WORK TASK: Please count how many lines in the entries below contain "Beats" and reply with the figure alone.

Items from an interface collection
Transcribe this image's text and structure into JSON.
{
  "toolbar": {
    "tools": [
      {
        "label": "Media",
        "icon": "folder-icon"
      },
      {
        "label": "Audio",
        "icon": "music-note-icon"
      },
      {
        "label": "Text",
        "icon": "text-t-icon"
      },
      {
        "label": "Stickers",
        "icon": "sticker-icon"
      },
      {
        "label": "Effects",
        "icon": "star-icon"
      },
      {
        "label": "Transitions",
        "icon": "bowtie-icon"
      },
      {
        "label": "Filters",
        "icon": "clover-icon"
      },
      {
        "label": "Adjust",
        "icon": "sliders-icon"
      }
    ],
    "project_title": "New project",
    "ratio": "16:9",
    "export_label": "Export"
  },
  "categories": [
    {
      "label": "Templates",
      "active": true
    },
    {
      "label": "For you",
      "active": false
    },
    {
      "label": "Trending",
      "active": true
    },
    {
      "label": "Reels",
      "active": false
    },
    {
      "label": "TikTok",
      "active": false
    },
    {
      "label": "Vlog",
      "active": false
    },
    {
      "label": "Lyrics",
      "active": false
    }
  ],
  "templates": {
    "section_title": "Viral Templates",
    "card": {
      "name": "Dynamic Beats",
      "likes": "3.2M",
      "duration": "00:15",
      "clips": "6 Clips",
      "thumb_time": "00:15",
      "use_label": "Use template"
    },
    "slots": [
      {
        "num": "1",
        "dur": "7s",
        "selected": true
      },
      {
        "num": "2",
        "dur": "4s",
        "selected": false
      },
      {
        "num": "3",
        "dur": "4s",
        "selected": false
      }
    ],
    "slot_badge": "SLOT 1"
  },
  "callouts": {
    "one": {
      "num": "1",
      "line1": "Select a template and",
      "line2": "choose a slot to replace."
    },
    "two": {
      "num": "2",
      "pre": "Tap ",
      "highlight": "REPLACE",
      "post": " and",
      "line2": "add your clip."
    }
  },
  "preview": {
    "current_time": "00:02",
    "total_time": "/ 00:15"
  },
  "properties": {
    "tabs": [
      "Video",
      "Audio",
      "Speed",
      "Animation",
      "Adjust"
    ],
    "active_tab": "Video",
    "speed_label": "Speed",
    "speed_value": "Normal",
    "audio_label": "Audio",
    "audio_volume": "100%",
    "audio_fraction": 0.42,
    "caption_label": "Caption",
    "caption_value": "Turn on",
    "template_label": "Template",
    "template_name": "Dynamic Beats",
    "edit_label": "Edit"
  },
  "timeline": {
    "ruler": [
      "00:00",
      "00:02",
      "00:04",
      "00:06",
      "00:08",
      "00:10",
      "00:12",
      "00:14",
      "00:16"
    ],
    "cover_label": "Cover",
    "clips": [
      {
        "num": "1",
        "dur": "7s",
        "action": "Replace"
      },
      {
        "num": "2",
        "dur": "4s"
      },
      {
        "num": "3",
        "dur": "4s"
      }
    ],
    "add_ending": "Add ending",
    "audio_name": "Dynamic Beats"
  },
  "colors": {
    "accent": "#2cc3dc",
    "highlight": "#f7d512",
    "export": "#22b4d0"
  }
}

ANSWER SPACE: 3